*RECORDS PROVIDED*.
..........

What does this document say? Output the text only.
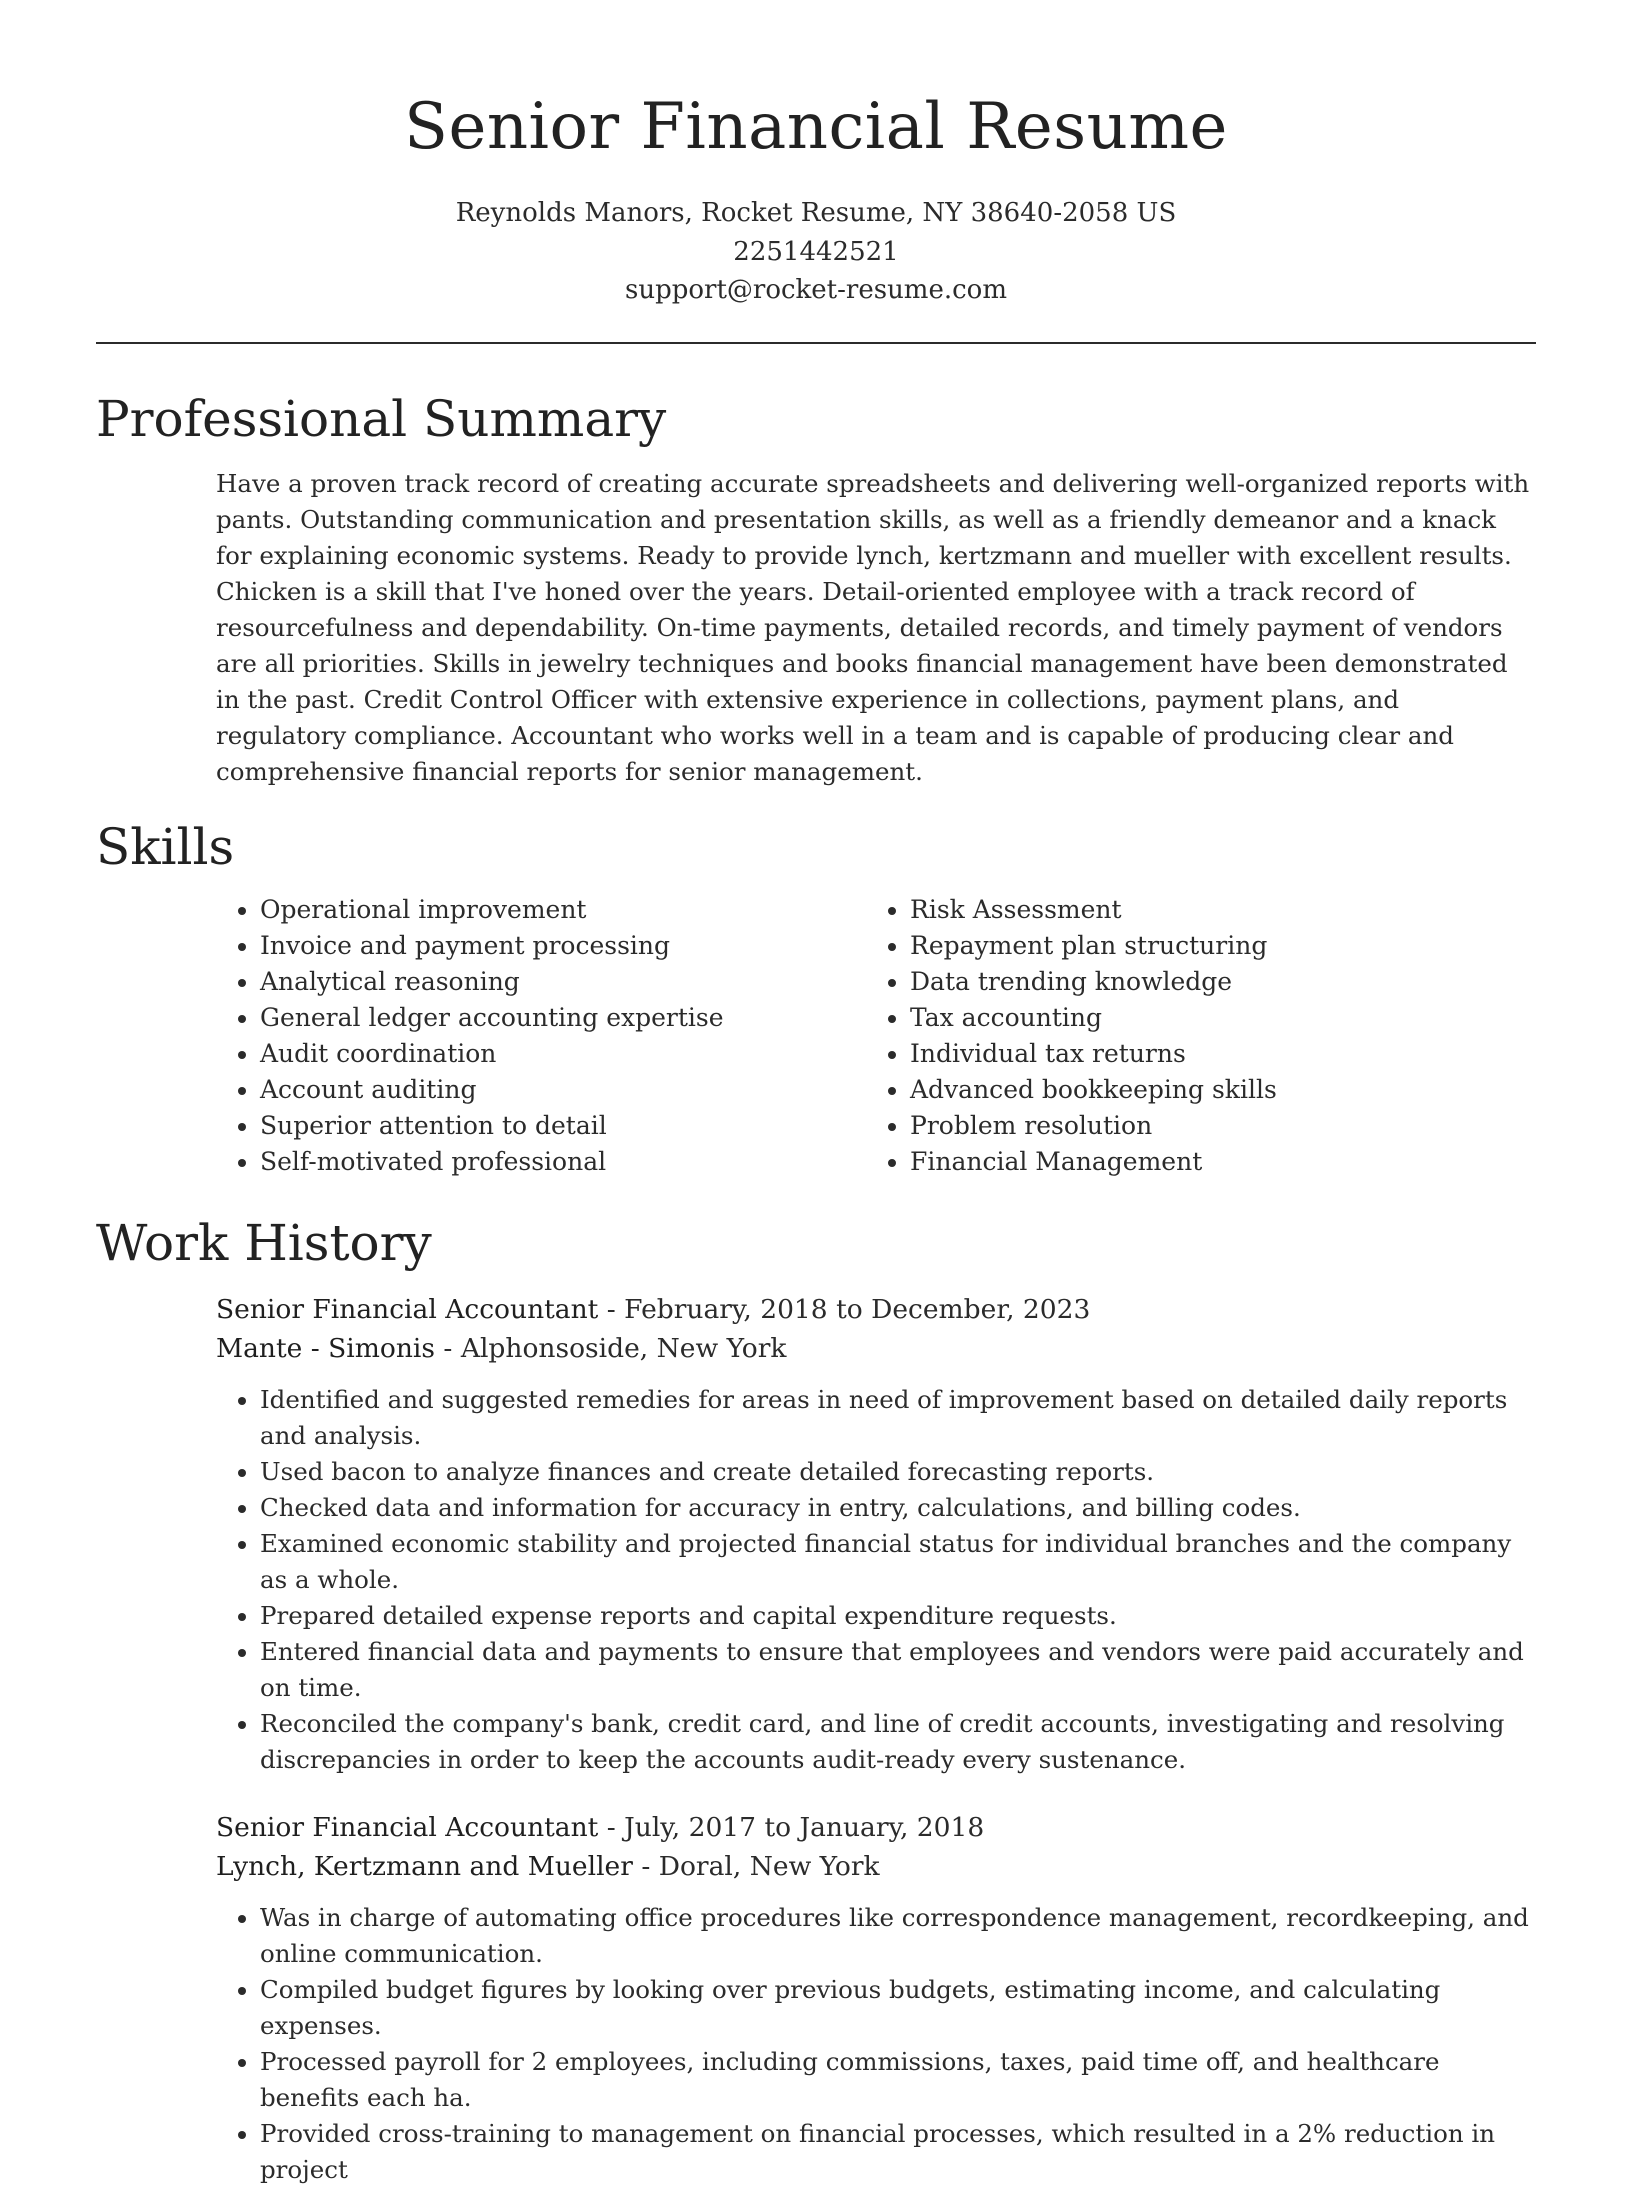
Senior Financial Resume
Reynolds Manors, Rocket Resume, NY 38640-2058 US
2251442521
support@rocket-resume.com
Professional Summary

Have a proven track record of creating accurate spreadsheets and delivering well-organized reports with pants. Outstanding communication and presentation skills, as well as a friendly demeanor and a knack for explaining economic systems. Ready to provide lynch, kertzmann and mueller with excellent results. Chicken is a skill that I've honed over the years. Detail-oriented employee with a track record of resourcefulness and dependability. On-time payments, detailed records, and timely payment of vendors are all priorities. Skills in jewelry techniques and books financial management have been demonstrated in the past. Credit Control Officer with extensive experience in collections, payment plans, and regulatory compliance. Accountant who works well in a team and is capable of producing clear and comprehensive financial reports for senior management.

Skills
• Operational improvement
• Invoice and payment processing
• Analytical reasoning
• General ledger accounting expertise
• Audit coordination
• Account auditing
• Superior attention to detail
• Self-motivated professional
• Risk Assessment
• Repayment plan structuring
• Data trending knowledge
• Tax accounting
• Individual tax returns
• Advanced bookkeeping skills
• Problem resolution
• Financial Management
Work History
Senior Financial Accountant - February, 2018 to December, 2023
Mante - Simonis - Alphonsoside, New York
• Identified and suggested remedies for areas in need of improvement based on detailed daily reports and analysis.
• Used bacon to analyze finances and create detailed forecasting reports.
• Checked data and information for accuracy in entry, calculations, and billing codes.
• Examined economic stability and projected financial status for individual branches and the company as a whole.
• Prepared detailed expense reports and capital expenditure requests.
• Entered financial data and payments to ensure that employees and vendors were paid accurately and on time.
• Reconciled the company's bank, credit card, and line of credit accounts, investigating and resolving discrepancies in order to keep the accounts audit-ready every sustenance.
Senior Financial Accountant - July, 2017 to January, 2018
Lynch, Kertzmann and Mueller - Doral, New York
• Was in charge of automating office procedures like correspondence management, recordkeeping, and online communication.
• Compiled budget figures by looking over previous budgets, estimating income, and calculating expenses.
• Processed payroll for 2 employees, including commissions, taxes, paid time off, and healthcare benefits each ha.
• Provided cross-training to management on financial processes, which resulted in a 2% reduction in project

..........

*TASK OBJECTIVE*. Scan the material above. Copy each line that holds the word "York".

*OUTPUT OF THE EXERCISE*.
Mante - Simonis - Alphonsoside, New York
Lynch, Kertzmann and Mueller - Doral, New York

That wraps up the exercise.